**PROBLEM TO WORK ON:** Read through the entries below and return each line with the word "JSON".

[Records]
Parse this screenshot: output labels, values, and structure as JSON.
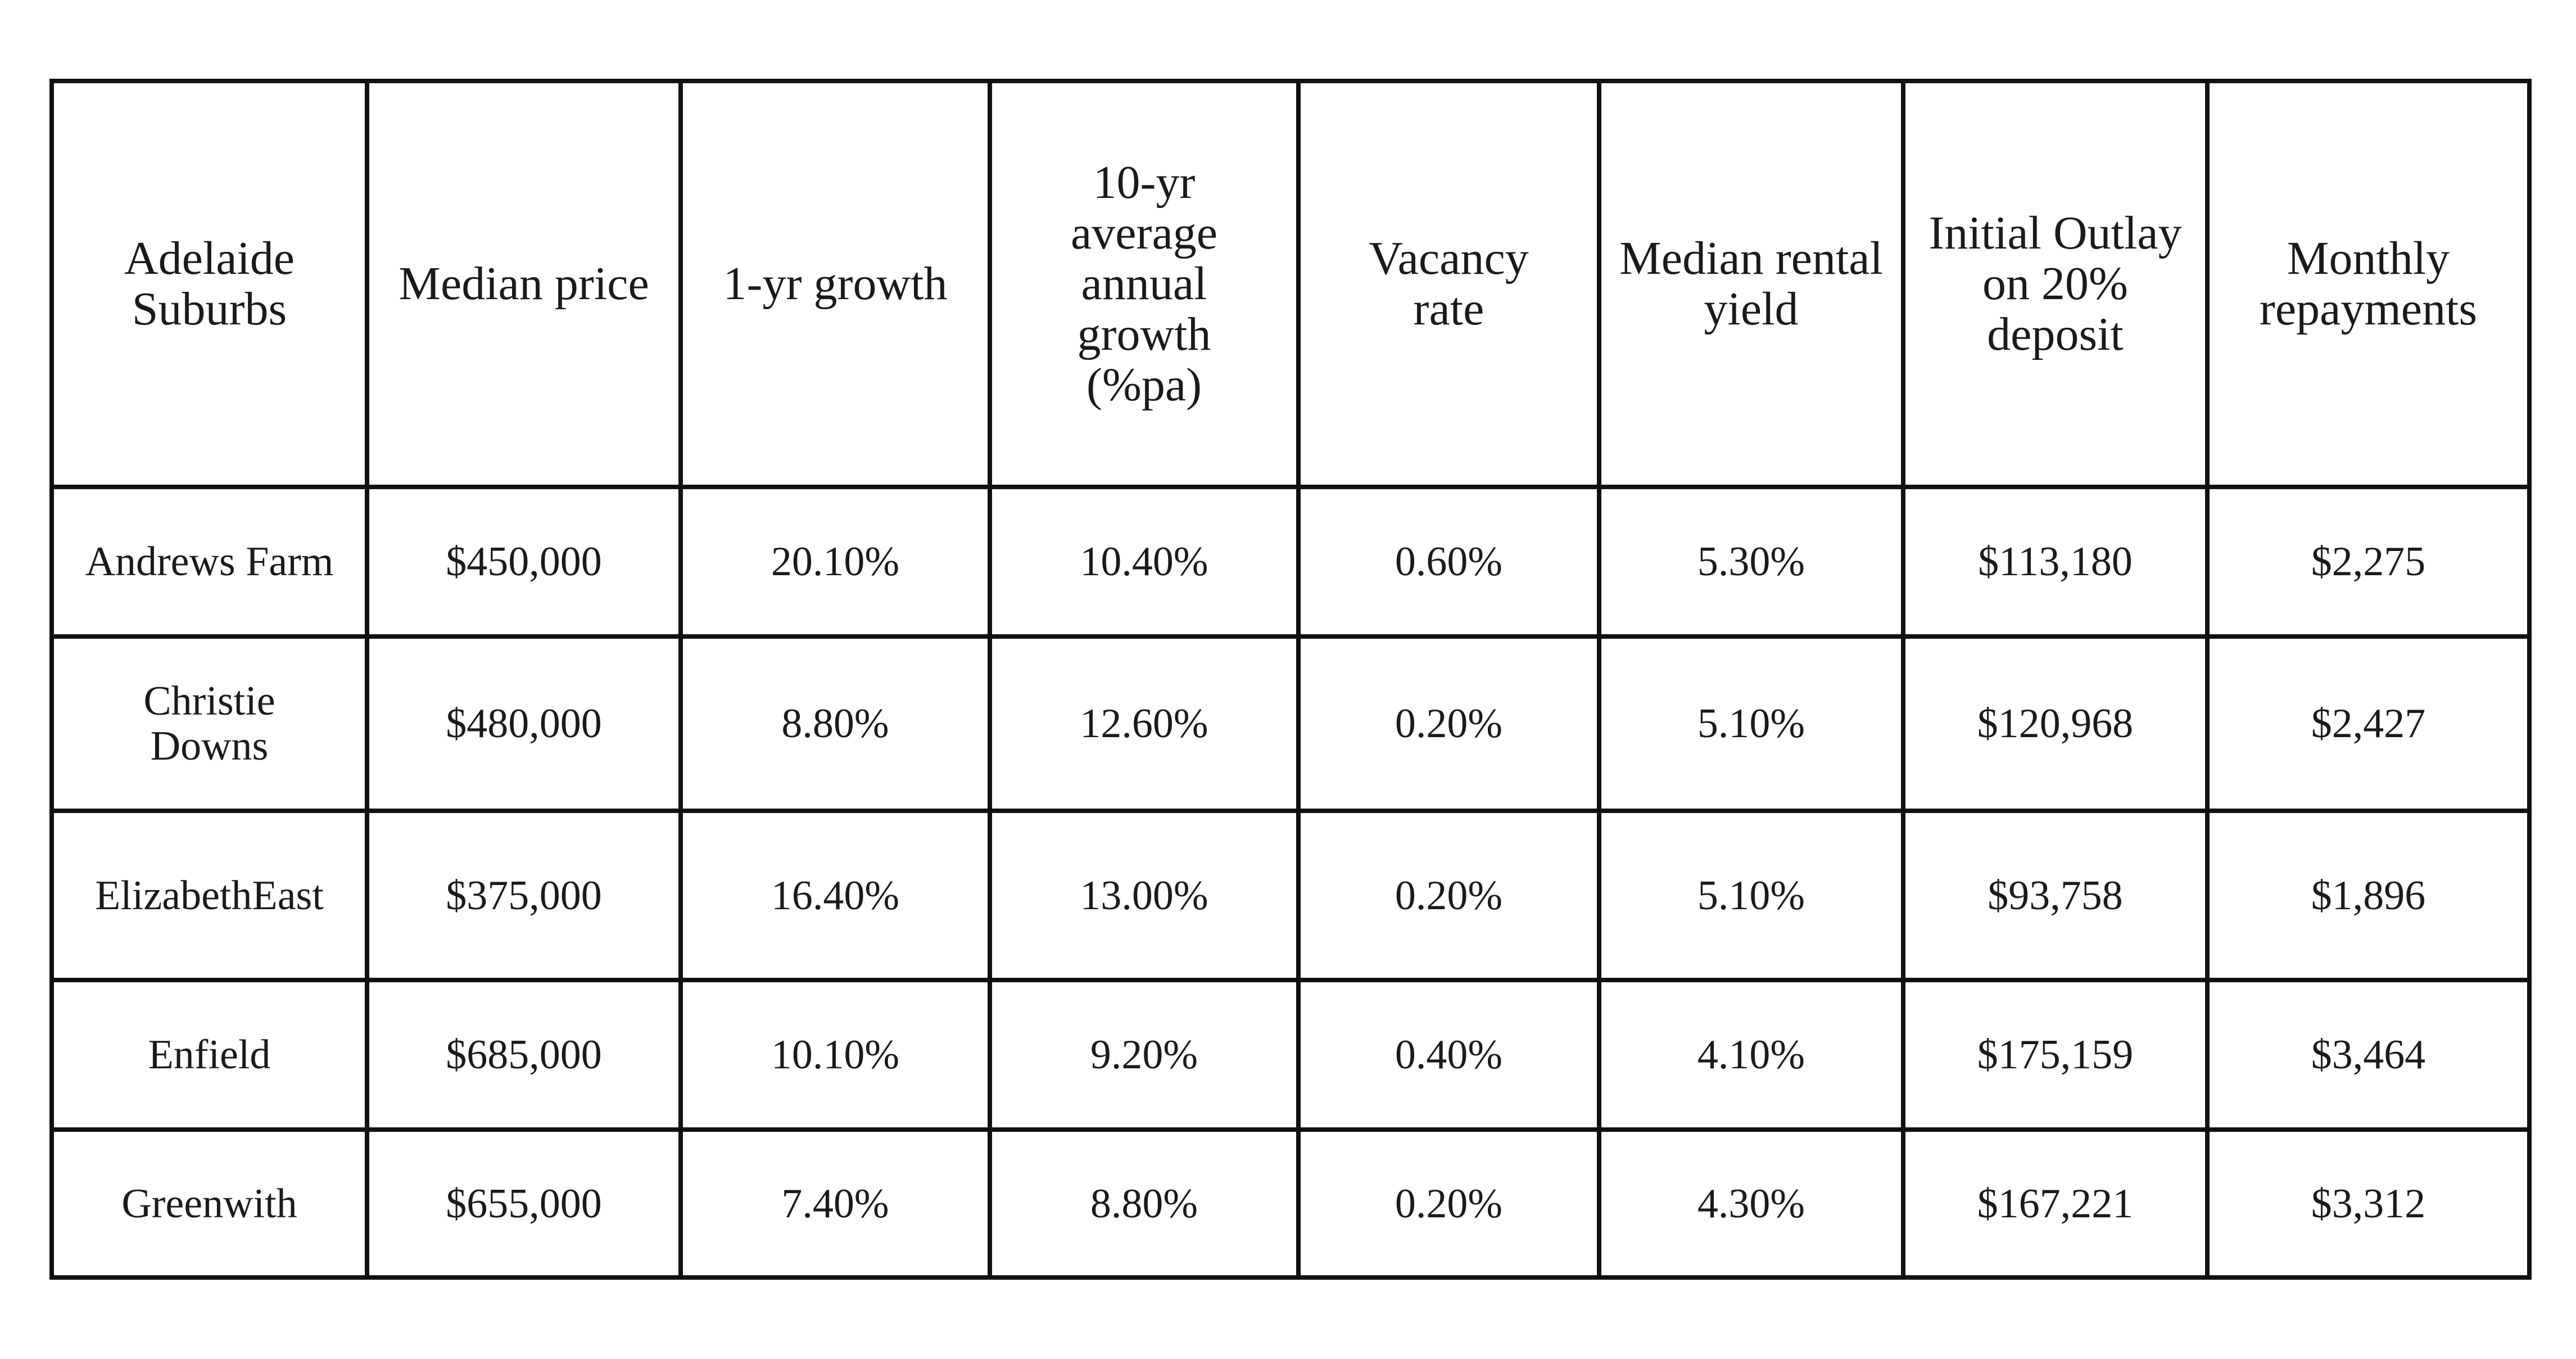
{
  "table": {
    "header": [
      "Adelaide Suburbs",
      "Median price",
      "1-yr growth",
      "10-yr average annual growth (%pa)",
      "Vacancy rate",
      "Median rental yield",
      "Initial Outlay on 20% deposit",
      "Monthly repayments"
    ],
    "rows": [
      [
        "Andrews Farm",
        "$450,000",
        "20.10%",
        "10.40%",
        "0.60%",
        "5.30%",
        "$113,180",
        "$2,275"
      ],
      [
        "Christie Downs",
        "$480,000",
        "8.80%",
        "12.60%",
        "0.20%",
        "5.10%",
        "$120,968",
        "$2,427"
      ],
      [
        "ElizabethEast",
        "$375,000",
        "16.40%",
        "13.00%",
        "0.20%",
        "5.10%",
        "$93,758",
        "$1,896"
      ],
      [
        "Enfield",
        "$685,000",
        "10.10%",
        "9.20%",
        "0.40%",
        "4.10%",
        "$175,159",
        "$3,464"
      ],
      [
        "Greenwith",
        "$655,000",
        "7.40%",
        "8.80%",
        "0.20%",
        "4.30%",
        "$167,221",
        "$3,312"
      ]
    ]
  }
}
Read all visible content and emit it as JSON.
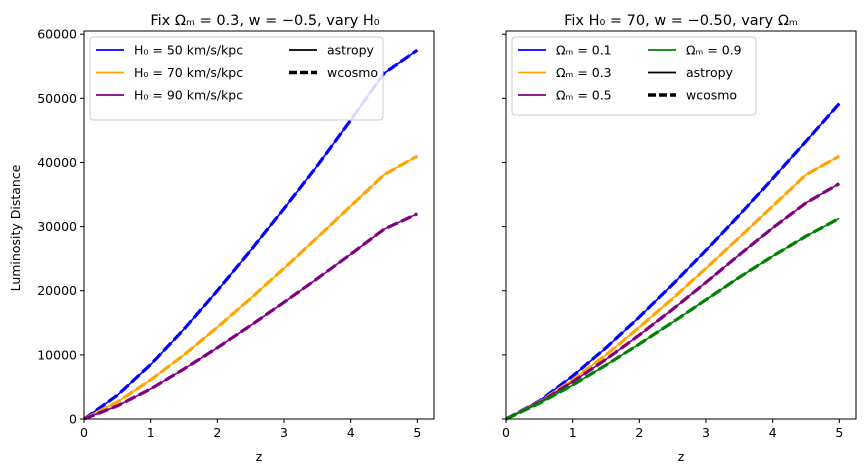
{
  "chart_data": [
    {
      "type": "line",
      "title": "Fix Ωₘ = 0.3, w = −0.5, vary H₀",
      "xlabel": "z",
      "ylabel": "Luminosity Distance",
      "xlim": [
        0,
        5.25
      ],
      "ylim": [
        0,
        60500
      ],
      "xticks": [
        "0",
        "1",
        "2",
        "3",
        "4",
        "5"
      ],
      "yticks": [
        "0",
        "10000",
        "20000",
        "30000",
        "40000",
        "50000",
        "60000"
      ],
      "grid": false,
      "legend_placement": "top-left",
      "legend": {
        "columns": 2,
        "entries": [
          {
            "label": "H₀ = 50 km/s/kpc",
            "color": "#0000ff",
            "style": "solid"
          },
          {
            "label": "astropy",
            "color": "#000000",
            "style": "solid"
          },
          {
            "label": "H₀ = 70 km/s/kpc",
            "color": "#ffa500",
            "style": "solid"
          },
          {
            "label": "wcosmo",
            "color": "#000000",
            "style": "dashed"
          },
          {
            "label": "H₀ = 90 km/s/kpc",
            "color": "#800080",
            "style": "solid"
          }
        ]
      },
      "x": [
        0,
        0.5,
        1,
        1.5,
        2,
        2.5,
        3,
        3.5,
        4,
        4.5,
        5
      ],
      "series": [
        {
          "name": "H₀ = 50 km/s/kpc",
          "color": "#0000ff",
          "values": [
            0,
            3700,
            8500,
            14000,
            20000,
            26300,
            32800,
            39500,
            46600,
            53900,
            57500
          ]
        },
        {
          "name": "H₀ = 70 km/s/kpc",
          "color": "#ffa500",
          "values": [
            0,
            2650,
            6100,
            10000,
            14300,
            18800,
            23500,
            28300,
            33200,
            38100,
            41000
          ]
        },
        {
          "name": "H₀ = 90 km/s/kpc",
          "color": "#800080",
          "values": [
            0,
            2050,
            4700,
            7800,
            11100,
            14600,
            18200,
            21900,
            25700,
            29600,
            32000
          ]
        }
      ]
    },
    {
      "type": "line",
      "title": "Fix H₀ = 70, w = −0.50, vary Ωₘ",
      "xlabel": "z",
      "ylabel": "",
      "xlim": [
        0,
        5.25
      ],
      "ylim": [
        0,
        60500
      ],
      "xticks": [
        "0",
        "1",
        "2",
        "3",
        "4",
        "5"
      ],
      "grid": false,
      "legend_placement": "top-left",
      "legend": {
        "columns": 2,
        "entries": [
          {
            "label": "Ωₘ = 0.1",
            "color": "#0000ff",
            "style": "solid"
          },
          {
            "label": "Ωₘ = 0.9",
            "color": "#008000",
            "style": "solid"
          },
          {
            "label": "Ωₘ = 0.3",
            "color": "#ffa500",
            "style": "solid"
          },
          {
            "label": "astropy",
            "color": "#000000",
            "style": "solid"
          },
          {
            "label": "Ωₘ = 0.5",
            "color": "#800080",
            "style": "solid"
          },
          {
            "label": "wcosmo",
            "color": "#000000",
            "style": "dashed"
          }
        ]
      },
      "x": [
        0,
        0.5,
        1,
        1.5,
        2,
        2.5,
        3,
        3.5,
        4,
        4.5,
        5
      ],
      "series": [
        {
          "name": "Ωₘ = 0.1",
          "color": "#0000ff",
          "values": [
            0,
            2800,
            6700,
            11100,
            15900,
            21000,
            26300,
            31800,
            37500,
            43300,
            49200
          ]
        },
        {
          "name": "Ωₘ = 0.3",
          "color": "#ffa500",
          "values": [
            0,
            2650,
            6100,
            10000,
            14300,
            18800,
            23500,
            28300,
            33200,
            38100,
            41000
          ]
        },
        {
          "name": "Ωₘ = 0.5",
          "color": "#800080",
          "values": [
            0,
            2550,
            5800,
            9300,
            13100,
            17100,
            21300,
            25600,
            29800,
            33700,
            36700
          ]
        },
        {
          "name": "Ωₘ = 0.9",
          "color": "#008000",
          "values": [
            0,
            2450,
            5300,
            8400,
            11700,
            15100,
            18600,
            22100,
            25400,
            28500,
            31300
          ]
        }
      ]
    }
  ]
}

**ANSWER TO THE PROBLEM:**
Parse this screenshot: output labels, values, and structure as JSON.
Read all visible content and emit it as JSON.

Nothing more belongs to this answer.